## [TO BE DONE]
Pull every line that holds the word "JSON" from the entries.

## [DATA RECORDS]

# # #

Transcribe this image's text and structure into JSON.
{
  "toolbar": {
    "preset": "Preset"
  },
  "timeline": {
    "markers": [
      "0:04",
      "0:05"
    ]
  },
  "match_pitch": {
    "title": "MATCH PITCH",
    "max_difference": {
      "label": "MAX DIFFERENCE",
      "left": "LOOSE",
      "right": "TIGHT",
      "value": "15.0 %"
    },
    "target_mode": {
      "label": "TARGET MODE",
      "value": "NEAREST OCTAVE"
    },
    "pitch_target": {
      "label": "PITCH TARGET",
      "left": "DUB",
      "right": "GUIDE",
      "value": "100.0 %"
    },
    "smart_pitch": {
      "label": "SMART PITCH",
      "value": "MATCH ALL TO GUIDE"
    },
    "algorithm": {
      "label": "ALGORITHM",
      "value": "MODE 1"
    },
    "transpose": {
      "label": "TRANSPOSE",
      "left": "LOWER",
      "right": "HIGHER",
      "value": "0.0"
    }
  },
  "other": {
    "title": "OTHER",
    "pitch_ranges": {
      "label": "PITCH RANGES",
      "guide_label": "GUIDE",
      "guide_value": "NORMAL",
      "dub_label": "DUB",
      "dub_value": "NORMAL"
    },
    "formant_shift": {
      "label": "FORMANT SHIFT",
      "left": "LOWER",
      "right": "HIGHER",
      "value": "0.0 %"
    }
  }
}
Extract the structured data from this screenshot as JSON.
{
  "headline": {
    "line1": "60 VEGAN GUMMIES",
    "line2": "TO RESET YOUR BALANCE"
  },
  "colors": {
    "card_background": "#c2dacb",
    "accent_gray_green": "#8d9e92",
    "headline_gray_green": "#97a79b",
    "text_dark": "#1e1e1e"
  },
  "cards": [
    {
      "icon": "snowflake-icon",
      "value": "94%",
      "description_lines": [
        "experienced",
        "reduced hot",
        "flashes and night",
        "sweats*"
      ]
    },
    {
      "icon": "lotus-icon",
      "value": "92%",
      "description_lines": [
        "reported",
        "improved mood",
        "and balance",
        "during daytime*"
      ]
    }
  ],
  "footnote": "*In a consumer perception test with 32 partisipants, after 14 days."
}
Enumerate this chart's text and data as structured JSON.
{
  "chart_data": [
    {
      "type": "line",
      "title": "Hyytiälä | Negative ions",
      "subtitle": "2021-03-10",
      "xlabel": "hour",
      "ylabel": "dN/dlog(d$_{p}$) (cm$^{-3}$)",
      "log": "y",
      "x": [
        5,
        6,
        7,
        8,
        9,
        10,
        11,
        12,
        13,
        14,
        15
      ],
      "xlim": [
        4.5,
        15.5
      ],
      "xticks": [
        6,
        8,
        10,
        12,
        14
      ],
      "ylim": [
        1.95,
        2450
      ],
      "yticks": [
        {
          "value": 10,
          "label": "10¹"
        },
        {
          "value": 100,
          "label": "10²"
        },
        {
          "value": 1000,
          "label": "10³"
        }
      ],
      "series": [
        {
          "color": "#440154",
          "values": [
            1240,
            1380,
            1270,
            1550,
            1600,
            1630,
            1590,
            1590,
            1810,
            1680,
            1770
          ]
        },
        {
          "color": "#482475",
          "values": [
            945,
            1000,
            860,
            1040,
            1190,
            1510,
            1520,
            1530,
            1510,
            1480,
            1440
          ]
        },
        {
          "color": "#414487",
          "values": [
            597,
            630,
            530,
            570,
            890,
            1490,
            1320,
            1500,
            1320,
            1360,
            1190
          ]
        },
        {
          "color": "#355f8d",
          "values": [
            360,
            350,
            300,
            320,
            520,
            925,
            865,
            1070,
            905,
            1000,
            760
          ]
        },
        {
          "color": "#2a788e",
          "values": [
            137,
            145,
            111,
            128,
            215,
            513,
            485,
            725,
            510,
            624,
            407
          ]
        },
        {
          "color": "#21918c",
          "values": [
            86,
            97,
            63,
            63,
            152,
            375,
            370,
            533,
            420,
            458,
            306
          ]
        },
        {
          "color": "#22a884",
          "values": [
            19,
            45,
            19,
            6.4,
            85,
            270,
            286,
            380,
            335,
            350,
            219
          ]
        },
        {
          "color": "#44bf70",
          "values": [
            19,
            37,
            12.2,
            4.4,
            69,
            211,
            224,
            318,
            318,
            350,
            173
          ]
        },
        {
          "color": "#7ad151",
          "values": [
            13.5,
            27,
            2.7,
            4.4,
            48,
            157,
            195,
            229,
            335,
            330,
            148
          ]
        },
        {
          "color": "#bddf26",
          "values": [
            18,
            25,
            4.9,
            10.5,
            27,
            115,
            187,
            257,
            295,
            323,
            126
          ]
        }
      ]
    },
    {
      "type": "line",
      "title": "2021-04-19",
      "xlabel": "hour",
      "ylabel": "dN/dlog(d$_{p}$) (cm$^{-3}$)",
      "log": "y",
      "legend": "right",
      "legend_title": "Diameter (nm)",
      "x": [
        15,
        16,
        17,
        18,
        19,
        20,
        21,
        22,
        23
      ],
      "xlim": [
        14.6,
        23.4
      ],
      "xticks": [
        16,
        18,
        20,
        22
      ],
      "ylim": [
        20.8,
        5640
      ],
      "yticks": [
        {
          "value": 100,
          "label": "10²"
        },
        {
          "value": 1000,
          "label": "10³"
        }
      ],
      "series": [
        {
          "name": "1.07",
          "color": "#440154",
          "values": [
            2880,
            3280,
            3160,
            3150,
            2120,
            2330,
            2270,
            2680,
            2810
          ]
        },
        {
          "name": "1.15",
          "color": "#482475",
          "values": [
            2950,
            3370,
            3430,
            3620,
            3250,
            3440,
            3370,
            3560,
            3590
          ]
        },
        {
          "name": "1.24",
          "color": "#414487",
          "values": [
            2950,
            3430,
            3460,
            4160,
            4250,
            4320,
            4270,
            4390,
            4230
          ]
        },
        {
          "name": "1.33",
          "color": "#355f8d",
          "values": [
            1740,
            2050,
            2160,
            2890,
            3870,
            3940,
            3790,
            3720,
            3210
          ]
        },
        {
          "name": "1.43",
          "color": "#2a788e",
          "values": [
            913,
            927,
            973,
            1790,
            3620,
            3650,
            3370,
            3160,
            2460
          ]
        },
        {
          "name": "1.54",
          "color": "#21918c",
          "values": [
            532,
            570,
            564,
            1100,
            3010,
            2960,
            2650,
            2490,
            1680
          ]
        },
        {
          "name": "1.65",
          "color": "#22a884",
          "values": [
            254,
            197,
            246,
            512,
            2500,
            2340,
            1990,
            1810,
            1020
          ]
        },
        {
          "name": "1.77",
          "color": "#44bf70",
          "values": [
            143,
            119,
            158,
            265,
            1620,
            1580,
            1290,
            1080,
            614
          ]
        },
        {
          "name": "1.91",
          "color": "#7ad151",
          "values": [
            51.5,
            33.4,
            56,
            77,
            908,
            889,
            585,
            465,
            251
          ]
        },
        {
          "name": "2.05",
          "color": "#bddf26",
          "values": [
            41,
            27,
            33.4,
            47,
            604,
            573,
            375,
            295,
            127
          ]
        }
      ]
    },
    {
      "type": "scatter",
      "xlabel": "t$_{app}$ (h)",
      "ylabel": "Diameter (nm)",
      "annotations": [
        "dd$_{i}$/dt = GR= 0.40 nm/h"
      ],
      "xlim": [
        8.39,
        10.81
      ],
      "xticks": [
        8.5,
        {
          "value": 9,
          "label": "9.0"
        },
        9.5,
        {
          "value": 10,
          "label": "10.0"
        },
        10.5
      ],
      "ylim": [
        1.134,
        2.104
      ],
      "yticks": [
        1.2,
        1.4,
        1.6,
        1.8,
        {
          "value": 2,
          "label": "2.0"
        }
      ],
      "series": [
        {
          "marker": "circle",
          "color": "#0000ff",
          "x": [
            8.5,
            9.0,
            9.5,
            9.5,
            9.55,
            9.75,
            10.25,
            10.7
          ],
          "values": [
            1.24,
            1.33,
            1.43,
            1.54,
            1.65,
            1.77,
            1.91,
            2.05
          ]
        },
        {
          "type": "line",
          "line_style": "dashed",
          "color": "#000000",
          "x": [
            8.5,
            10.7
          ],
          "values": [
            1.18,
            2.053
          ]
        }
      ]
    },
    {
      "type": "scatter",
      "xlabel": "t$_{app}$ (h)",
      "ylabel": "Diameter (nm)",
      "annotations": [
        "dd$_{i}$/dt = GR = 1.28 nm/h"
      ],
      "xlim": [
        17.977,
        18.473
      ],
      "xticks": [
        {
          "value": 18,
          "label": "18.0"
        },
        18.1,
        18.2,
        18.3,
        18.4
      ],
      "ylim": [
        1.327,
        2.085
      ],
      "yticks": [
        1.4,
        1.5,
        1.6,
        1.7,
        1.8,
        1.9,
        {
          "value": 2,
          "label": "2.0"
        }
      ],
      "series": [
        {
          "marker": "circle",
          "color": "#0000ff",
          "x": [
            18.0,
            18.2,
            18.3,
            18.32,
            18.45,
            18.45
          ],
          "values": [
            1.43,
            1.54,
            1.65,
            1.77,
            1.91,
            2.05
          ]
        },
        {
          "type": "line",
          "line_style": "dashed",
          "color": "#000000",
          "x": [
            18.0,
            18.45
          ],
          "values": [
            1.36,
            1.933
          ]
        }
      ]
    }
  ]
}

# # #

## [OUTPUT BELOW]
Transcribe this image's text and structure into JSON.
Extract the structured data from this screenshot as JSON.
Enumerate this chart's text and data as structured JSON.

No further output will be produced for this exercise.